#### Aim
Faithfully return all lines, omitting every embedded picture.

#### Record list
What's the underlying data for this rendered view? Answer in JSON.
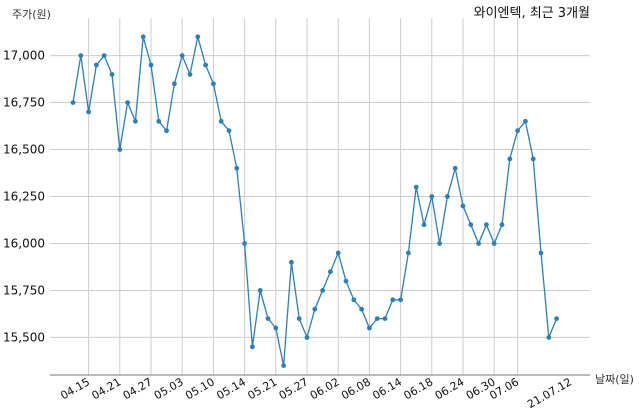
{
  "chart_data": {
    "type": "line",
    "title": "와이엔텍, 최근 3개월",
    "ylabel": "주가(원)",
    "xlabel": "날짜(일)",
    "ylim": [
      15300,
      17200
    ],
    "yticks": [
      15500,
      15750,
      16000,
      16250,
      16500,
      16750,
      17000
    ],
    "ytick_labels": [
      "15,500",
      "15,750",
      "16,000",
      "16,250",
      "16,500",
      "16,750",
      "17,000"
    ],
    "xtick_indices": [
      2,
      6,
      10,
      14,
      18,
      22,
      26,
      30,
      34,
      38,
      42,
      46,
      50,
      54,
      57
    ],
    "xtick_labels": [
      "04.15",
      "04.21",
      "04.27",
      "05.03",
      "05.10",
      "05.14",
      "05.21",
      "05.27",
      "06.02",
      "06.08",
      "06.14",
      "06.18",
      "06.24",
      "06.30",
      "07.06"
    ],
    "last_label": "21.07.12",
    "grid": true,
    "color": "#2d7fb8",
    "values": [
      16750,
      17000,
      16700,
      16950,
      17000,
      16900,
      16500,
      16750,
      16650,
      17100,
      16950,
      16650,
      16600,
      16850,
      17000,
      16900,
      17100,
      16950,
      16850,
      16650,
      16600,
      16400,
      16000,
      15450,
      15750,
      15600,
      15550,
      15350,
      15900,
      15600,
      15500,
      15650,
      15750,
      15850,
      15950,
      15800,
      15700,
      15650,
      15550,
      15600,
      15600,
      15700,
      15700,
      15950,
      16300,
      16100,
      16250,
      16000,
      16250,
      16400,
      16200,
      16100,
      16000,
      16100,
      16000,
      16100,
      16450,
      16600,
      16650,
      16450,
      15950,
      15500,
      15600
    ]
  }
}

#### The response
What's the underlying data for this rendered view? Answer in JSON.
{
  "chart_data": {
    "type": "line",
    "title": "와이엔텍, 최근 3개월",
    "ylabel": "주가(원)",
    "xlabel": "날짜(일)",
    "ylim": [
      15300,
      17200
    ],
    "yticks": [
      15500,
      15750,
      16000,
      16250,
      16500,
      16750,
      17000
    ],
    "ytick_labels": [
      "15,500",
      "15,750",
      "16,000",
      "16,250",
      "16,500",
      "16,750",
      "17,000"
    ],
    "xtick_indices": [
      2,
      6,
      10,
      14,
      18,
      22,
      26,
      30,
      34,
      38,
      42,
      46,
      50,
      54,
      57
    ],
    "xtick_labels": [
      "04.15",
      "04.21",
      "04.27",
      "05.03",
      "05.10",
      "05.14",
      "05.21",
      "05.27",
      "06.02",
      "06.08",
      "06.14",
      "06.18",
      "06.24",
      "06.30",
      "07.06"
    ],
    "last_label": "21.07.12",
    "grid": true,
    "color": "#2d7fb8",
    "values": [
      16750,
      17000,
      16700,
      16950,
      17000,
      16900,
      16500,
      16750,
      16650,
      17100,
      16950,
      16650,
      16600,
      16850,
      17000,
      16900,
      17100,
      16950,
      16850,
      16650,
      16600,
      16400,
      16000,
      15450,
      15750,
      15600,
      15550,
      15350,
      15900,
      15600,
      15500,
      15650,
      15750,
      15850,
      15950,
      15800,
      15700,
      15650,
      15550,
      15600,
      15600,
      15700,
      15700,
      15950,
      16300,
      16100,
      16250,
      16000,
      16250,
      16400,
      16200,
      16100,
      16000,
      16100,
      16000,
      16100,
      16450,
      16600,
      16650,
      16450,
      15950,
      15500,
      15600
    ]
  }
}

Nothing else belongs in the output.